What to do: Repeat the whole listing exactly.

Data for the task:
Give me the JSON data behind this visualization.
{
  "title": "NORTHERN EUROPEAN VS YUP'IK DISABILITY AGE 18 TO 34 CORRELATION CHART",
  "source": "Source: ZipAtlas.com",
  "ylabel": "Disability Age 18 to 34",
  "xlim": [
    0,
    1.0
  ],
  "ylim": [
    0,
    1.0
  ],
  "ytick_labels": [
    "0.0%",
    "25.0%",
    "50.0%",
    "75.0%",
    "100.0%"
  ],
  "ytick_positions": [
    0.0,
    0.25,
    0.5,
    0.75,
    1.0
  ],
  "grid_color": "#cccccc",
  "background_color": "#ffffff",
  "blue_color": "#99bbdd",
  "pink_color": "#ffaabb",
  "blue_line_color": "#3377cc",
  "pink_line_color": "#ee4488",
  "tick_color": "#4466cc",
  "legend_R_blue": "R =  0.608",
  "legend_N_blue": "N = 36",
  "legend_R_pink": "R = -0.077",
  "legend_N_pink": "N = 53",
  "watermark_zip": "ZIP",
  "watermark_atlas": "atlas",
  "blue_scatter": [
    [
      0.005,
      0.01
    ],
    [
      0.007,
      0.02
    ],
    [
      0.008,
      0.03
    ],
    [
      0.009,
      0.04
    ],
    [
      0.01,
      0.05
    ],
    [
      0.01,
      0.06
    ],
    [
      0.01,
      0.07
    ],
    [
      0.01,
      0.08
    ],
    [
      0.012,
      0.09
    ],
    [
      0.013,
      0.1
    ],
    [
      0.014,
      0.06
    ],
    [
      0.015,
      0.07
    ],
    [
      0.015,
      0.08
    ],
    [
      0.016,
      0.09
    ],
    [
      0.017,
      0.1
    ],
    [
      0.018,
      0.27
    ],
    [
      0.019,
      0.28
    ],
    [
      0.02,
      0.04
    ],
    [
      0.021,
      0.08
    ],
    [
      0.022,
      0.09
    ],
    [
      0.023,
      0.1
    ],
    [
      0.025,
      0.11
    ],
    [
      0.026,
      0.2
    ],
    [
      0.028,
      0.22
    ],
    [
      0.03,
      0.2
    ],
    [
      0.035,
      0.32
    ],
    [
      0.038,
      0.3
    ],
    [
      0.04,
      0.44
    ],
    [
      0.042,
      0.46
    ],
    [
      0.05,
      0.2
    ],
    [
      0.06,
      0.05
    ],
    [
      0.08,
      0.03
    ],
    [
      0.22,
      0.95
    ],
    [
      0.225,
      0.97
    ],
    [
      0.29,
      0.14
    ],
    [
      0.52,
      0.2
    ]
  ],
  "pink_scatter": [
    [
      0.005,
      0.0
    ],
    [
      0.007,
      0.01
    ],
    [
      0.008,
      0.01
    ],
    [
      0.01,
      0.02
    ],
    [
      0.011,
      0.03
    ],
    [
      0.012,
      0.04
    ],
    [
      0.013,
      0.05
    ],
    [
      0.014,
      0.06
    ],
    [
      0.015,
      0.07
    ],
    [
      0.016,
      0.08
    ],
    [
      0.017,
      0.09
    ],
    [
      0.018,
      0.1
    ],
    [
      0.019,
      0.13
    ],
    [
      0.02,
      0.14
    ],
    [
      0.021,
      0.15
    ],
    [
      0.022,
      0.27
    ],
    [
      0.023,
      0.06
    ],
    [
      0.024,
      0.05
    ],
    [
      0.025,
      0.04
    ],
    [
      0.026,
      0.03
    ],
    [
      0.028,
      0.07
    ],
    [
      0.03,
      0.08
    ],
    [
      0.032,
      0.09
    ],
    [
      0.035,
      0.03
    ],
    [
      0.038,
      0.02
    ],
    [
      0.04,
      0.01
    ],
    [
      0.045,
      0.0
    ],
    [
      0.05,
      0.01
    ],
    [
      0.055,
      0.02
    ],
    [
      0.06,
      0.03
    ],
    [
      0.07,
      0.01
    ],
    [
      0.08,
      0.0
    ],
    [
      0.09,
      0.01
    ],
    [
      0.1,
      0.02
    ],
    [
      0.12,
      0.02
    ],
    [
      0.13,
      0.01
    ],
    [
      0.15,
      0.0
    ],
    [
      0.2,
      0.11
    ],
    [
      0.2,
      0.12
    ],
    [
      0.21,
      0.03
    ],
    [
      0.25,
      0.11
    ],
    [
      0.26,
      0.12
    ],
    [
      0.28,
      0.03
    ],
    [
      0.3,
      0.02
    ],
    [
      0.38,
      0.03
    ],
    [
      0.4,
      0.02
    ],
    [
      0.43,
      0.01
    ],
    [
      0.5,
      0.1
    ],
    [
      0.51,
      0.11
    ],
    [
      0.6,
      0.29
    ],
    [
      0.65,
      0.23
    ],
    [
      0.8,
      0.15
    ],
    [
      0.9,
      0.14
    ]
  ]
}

Task output:
Give me the JSON data behind this visualization.
{
  "title": "NORTHERN EUROPEAN VS YUP'IK DISABILITY AGE 18 TO 34 CORRELATION CHART",
  "source": "Source: ZipAtlas.com",
  "ylabel": "Disability Age 18 to 34",
  "xlim": [
    0,
    1.0
  ],
  "ylim": [
    0,
    1.0
  ],
  "ytick_labels": [
    "0.0%",
    "25.0%",
    "50.0%",
    "75.0%",
    "100.0%"
  ],
  "ytick_positions": [
    0.0,
    0.25,
    0.5,
    0.75,
    1.0
  ],
  "grid_color": "#cccccc",
  "background_color": "#ffffff",
  "blue_color": "#99bbdd",
  "pink_color": "#ffaabb",
  "blue_line_color": "#3377cc",
  "pink_line_color": "#ee4488",
  "tick_color": "#4466cc",
  "legend_R_blue": "R =  0.608",
  "legend_N_blue": "N = 36",
  "legend_R_pink": "R = -0.077",
  "legend_N_pink": "N = 53",
  "watermark_zip": "ZIP",
  "watermark_atlas": "atlas",
  "blue_scatter": [
    [
      0.005,
      0.01
    ],
    [
      0.007,
      0.02
    ],
    [
      0.008,
      0.03
    ],
    [
      0.009,
      0.04
    ],
    [
      0.01,
      0.05
    ],
    [
      0.01,
      0.06
    ],
    [
      0.01,
      0.07
    ],
    [
      0.01,
      0.08
    ],
    [
      0.012,
      0.09
    ],
    [
      0.013,
      0.1
    ],
    [
      0.014,
      0.06
    ],
    [
      0.015,
      0.07
    ],
    [
      0.015,
      0.08
    ],
    [
      0.016,
      0.09
    ],
    [
      0.017,
      0.1
    ],
    [
      0.018,
      0.27
    ],
    [
      0.019,
      0.28
    ],
    [
      0.02,
      0.04
    ],
    [
      0.021,
      0.08
    ],
    [
      0.022,
      0.09
    ],
    [
      0.023,
      0.1
    ],
    [
      0.025,
      0.11
    ],
    [
      0.026,
      0.2
    ],
    [
      0.028,
      0.22
    ],
    [
      0.03,
      0.2
    ],
    [
      0.035,
      0.32
    ],
    [
      0.038,
      0.3
    ],
    [
      0.04,
      0.44
    ],
    [
      0.042,
      0.46
    ],
    [
      0.05,
      0.2
    ],
    [
      0.06,
      0.05
    ],
    [
      0.08,
      0.03
    ],
    [
      0.22,
      0.95
    ],
    [
      0.225,
      0.97
    ],
    [
      0.29,
      0.14
    ],
    [
      0.52,
      0.2
    ]
  ],
  "pink_scatter": [
    [
      0.005,
      0.0
    ],
    [
      0.007,
      0.01
    ],
    [
      0.008,
      0.01
    ],
    [
      0.01,
      0.02
    ],
    [
      0.011,
      0.03
    ],
    [
      0.012,
      0.04
    ],
    [
      0.013,
      0.05
    ],
    [
      0.014,
      0.06
    ],
    [
      0.015,
      0.07
    ],
    [
      0.016,
      0.08
    ],
    [
      0.017,
      0.09
    ],
    [
      0.018,
      0.1
    ],
    [
      0.019,
      0.13
    ],
    [
      0.02,
      0.14
    ],
    [
      0.021,
      0.15
    ],
    [
      0.022,
      0.27
    ],
    [
      0.023,
      0.06
    ],
    [
      0.024,
      0.05
    ],
    [
      0.025,
      0.04
    ],
    [
      0.026,
      0.03
    ],
    [
      0.028,
      0.07
    ],
    [
      0.03,
      0.08
    ],
    [
      0.032,
      0.09
    ],
    [
      0.035,
      0.03
    ],
    [
      0.038,
      0.02
    ],
    [
      0.04,
      0.01
    ],
    [
      0.045,
      0.0
    ],
    [
      0.05,
      0.01
    ],
    [
      0.055,
      0.02
    ],
    [
      0.06,
      0.03
    ],
    [
      0.07,
      0.01
    ],
    [
      0.08,
      0.0
    ],
    [
      0.09,
      0.01
    ],
    [
      0.1,
      0.02
    ],
    [
      0.12,
      0.02
    ],
    [
      0.13,
      0.01
    ],
    [
      0.15,
      0.0
    ],
    [
      0.2,
      0.11
    ],
    [
      0.2,
      0.12
    ],
    [
      0.21,
      0.03
    ],
    [
      0.25,
      0.11
    ],
    [
      0.26,
      0.12
    ],
    [
      0.28,
      0.03
    ],
    [
      0.3,
      0.02
    ],
    [
      0.38,
      0.03
    ],
    [
      0.4,
      0.02
    ],
    [
      0.43,
      0.01
    ],
    [
      0.5,
      0.1
    ],
    [
      0.51,
      0.11
    ],
    [
      0.6,
      0.29
    ],
    [
      0.65,
      0.23
    ],
    [
      0.8,
      0.15
    ],
    [
      0.9,
      0.14
    ]
  ]
}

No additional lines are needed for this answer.